[Input records start]

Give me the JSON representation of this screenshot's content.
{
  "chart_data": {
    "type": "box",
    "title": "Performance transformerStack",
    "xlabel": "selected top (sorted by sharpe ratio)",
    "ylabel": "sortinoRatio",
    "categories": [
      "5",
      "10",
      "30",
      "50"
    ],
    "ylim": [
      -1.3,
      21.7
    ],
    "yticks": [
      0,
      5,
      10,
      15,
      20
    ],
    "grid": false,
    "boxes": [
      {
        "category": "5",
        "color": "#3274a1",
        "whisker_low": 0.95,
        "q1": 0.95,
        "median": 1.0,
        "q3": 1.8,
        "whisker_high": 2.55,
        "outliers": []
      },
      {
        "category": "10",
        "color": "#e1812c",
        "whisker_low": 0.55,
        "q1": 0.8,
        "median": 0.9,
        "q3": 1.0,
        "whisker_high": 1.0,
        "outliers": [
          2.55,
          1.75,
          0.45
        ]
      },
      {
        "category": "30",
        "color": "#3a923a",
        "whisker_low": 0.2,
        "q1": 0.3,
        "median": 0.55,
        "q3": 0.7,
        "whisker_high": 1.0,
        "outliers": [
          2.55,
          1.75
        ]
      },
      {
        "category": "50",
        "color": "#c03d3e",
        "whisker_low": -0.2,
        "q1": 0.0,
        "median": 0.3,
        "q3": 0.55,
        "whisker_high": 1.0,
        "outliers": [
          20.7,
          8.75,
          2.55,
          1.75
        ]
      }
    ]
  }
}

[Input records end]
[Input records start]

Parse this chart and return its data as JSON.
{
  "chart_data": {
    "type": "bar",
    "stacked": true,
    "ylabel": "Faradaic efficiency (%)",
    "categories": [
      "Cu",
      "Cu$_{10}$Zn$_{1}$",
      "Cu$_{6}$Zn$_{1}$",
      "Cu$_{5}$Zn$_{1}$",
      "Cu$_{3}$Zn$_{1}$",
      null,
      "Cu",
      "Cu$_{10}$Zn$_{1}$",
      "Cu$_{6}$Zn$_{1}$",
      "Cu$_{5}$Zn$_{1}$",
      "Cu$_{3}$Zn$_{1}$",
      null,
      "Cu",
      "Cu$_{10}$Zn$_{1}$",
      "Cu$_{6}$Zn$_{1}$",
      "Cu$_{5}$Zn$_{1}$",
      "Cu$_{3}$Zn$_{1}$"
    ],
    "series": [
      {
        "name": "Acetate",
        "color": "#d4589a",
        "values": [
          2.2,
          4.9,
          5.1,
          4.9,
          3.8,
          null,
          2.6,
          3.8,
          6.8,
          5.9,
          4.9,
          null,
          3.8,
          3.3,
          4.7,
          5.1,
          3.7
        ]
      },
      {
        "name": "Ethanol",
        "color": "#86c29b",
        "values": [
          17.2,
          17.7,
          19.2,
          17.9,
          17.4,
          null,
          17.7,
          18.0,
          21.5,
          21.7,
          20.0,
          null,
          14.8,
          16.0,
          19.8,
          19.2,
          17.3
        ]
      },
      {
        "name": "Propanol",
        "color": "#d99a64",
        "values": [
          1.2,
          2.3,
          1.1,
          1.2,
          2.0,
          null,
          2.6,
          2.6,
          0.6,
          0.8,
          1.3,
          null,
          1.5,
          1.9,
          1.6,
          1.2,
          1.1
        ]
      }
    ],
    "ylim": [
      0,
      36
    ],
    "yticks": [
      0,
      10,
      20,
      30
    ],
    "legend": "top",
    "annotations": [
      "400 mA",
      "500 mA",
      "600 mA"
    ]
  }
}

[Input records end]

[Your task] Copy out every line of the material above that mentions the word "color".

[Reply to the exercise]
        "color": "#3274a1",
        "color": "#e1812c",
        "color": "#3a923a",
        "color": "#c03d3e",
        "color": "#d4589a",
        "color": "#86c29b",
        "color": "#d99a64",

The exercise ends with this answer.